[Saved entries]
☆ ☆ ☆ ☆ ☆ ☆ ☆
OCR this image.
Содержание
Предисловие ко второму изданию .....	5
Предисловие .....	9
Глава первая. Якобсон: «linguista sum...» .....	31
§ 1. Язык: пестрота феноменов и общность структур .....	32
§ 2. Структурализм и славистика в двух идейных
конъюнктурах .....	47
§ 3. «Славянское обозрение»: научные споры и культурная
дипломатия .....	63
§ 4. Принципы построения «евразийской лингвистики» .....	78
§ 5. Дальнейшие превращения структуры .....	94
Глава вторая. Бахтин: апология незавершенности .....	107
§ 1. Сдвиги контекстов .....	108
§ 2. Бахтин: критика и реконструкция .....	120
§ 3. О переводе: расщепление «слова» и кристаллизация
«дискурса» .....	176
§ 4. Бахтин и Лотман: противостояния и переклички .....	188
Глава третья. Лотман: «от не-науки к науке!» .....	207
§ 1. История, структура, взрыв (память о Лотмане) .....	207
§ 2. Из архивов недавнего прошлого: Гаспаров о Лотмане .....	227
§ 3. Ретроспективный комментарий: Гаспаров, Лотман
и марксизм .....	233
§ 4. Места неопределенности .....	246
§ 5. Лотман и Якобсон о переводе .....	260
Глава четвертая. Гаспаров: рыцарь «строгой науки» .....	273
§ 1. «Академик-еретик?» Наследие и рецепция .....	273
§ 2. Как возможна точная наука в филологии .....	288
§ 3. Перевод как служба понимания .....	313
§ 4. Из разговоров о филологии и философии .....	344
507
☆ ☆ ☆ ☆ ☆ ☆ ☆
WHAT YOU SHOULD DO:
Return all lines containing "Лотмане".

ANSWER TO THIS TASK:
§ 1. История, структура, взрыв (память о Лотмане) .....	207
§ 2. Из архивов недавнего прошлого: Гаспаров о Лотмане .....	227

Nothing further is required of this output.